[start of DATA FOR THIS EXERCISE]

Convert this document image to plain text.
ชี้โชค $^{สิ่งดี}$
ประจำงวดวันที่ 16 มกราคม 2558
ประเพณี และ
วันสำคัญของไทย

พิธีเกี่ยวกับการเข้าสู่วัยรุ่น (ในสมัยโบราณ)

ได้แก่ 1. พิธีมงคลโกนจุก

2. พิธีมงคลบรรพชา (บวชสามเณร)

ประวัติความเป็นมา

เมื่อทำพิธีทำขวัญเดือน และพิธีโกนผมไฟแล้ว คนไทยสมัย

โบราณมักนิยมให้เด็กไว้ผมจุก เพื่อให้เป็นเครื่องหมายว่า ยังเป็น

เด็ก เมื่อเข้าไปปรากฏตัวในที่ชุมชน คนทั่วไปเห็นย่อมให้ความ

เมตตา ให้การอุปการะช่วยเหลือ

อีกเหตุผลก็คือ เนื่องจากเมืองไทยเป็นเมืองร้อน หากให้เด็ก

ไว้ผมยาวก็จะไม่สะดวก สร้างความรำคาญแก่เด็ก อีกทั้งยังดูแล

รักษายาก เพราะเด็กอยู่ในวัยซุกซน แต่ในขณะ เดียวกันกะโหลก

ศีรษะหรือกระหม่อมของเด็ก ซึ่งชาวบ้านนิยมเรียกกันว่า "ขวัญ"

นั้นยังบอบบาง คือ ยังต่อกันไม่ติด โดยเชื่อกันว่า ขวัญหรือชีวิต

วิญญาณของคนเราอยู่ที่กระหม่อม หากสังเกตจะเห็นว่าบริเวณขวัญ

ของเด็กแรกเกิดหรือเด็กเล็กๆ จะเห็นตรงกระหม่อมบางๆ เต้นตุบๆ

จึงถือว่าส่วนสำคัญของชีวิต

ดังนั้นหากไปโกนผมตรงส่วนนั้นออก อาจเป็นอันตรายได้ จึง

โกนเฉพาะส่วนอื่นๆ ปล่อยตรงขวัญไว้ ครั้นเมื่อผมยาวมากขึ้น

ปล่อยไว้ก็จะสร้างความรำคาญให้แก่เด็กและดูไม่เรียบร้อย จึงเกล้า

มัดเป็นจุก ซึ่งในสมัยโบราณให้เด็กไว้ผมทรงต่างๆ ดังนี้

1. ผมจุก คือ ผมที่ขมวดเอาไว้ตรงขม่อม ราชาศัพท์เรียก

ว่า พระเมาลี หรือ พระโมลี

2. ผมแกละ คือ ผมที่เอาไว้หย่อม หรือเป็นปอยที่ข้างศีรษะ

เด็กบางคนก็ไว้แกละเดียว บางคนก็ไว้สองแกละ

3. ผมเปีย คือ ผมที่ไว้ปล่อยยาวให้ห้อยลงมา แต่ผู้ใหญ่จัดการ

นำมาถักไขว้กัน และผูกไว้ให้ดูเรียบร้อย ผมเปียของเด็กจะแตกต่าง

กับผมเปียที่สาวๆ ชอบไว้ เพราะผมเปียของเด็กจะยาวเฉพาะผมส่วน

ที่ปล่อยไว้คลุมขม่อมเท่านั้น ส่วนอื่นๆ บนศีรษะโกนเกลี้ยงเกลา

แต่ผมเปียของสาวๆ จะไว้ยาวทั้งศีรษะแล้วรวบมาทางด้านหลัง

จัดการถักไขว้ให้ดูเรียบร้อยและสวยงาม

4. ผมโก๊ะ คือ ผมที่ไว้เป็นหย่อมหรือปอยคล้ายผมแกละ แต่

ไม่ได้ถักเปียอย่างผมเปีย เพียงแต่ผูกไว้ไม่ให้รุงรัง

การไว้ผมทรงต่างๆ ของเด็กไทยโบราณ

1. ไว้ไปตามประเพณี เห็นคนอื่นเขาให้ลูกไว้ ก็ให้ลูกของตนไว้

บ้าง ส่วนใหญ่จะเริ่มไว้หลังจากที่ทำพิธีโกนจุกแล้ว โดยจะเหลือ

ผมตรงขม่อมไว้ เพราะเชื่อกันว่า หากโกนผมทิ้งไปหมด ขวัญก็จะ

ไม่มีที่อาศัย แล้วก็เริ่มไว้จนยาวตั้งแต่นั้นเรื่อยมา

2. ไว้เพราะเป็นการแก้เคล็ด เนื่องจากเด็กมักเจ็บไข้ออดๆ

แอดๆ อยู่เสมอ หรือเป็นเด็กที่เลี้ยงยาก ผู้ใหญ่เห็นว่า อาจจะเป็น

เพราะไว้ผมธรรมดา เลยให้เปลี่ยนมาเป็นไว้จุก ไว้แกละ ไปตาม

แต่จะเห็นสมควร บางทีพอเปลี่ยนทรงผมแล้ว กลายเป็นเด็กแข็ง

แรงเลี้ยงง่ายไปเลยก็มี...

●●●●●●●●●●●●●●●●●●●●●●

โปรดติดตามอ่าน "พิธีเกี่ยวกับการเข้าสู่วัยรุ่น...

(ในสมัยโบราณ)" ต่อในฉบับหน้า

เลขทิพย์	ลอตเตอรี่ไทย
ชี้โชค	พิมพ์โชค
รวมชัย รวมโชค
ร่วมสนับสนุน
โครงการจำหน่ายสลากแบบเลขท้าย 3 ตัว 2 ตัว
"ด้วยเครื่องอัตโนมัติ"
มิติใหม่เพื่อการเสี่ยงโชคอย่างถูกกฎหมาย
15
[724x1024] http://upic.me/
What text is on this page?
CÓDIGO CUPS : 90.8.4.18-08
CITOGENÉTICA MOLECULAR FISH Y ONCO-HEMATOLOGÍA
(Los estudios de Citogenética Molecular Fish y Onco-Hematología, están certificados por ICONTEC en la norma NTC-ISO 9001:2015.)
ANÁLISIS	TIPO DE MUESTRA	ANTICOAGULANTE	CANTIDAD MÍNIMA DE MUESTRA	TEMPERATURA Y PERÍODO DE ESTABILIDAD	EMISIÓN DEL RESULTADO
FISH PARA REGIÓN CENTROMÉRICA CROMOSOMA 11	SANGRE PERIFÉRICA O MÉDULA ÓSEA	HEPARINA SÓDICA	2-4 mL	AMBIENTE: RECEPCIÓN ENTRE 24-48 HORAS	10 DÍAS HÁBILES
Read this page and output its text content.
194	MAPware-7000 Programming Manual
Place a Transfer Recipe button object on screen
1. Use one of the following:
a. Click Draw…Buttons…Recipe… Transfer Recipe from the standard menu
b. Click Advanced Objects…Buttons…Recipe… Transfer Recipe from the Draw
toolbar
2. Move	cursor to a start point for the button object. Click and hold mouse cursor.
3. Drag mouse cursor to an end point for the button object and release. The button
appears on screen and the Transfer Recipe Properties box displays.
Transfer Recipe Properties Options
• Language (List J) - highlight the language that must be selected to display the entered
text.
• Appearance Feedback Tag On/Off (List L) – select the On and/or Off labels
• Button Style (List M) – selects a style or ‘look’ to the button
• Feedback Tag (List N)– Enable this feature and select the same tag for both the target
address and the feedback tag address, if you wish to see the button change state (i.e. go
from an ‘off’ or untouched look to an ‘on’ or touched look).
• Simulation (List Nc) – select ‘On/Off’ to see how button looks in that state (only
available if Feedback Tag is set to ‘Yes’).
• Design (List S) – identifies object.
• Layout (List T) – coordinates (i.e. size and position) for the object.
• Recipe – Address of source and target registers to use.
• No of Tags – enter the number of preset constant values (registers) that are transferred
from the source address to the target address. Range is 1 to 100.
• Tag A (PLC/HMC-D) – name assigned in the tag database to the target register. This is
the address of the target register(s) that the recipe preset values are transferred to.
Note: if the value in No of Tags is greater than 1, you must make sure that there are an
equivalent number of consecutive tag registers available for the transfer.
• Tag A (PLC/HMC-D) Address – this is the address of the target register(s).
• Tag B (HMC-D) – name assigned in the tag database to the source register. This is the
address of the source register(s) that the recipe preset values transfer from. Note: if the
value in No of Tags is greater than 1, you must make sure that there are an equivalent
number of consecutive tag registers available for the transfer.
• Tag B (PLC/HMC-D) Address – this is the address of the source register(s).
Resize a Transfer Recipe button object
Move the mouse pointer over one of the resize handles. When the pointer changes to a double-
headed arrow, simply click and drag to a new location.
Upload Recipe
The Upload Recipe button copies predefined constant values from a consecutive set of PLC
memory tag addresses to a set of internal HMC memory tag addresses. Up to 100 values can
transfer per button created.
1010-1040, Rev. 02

[end of DATA FOR THIS EXERCISE]

WORK INSTRUCTIONS -> Give only the number of lines above that hold the string "ยของเด".

WRITTEN RESPONSE -> 2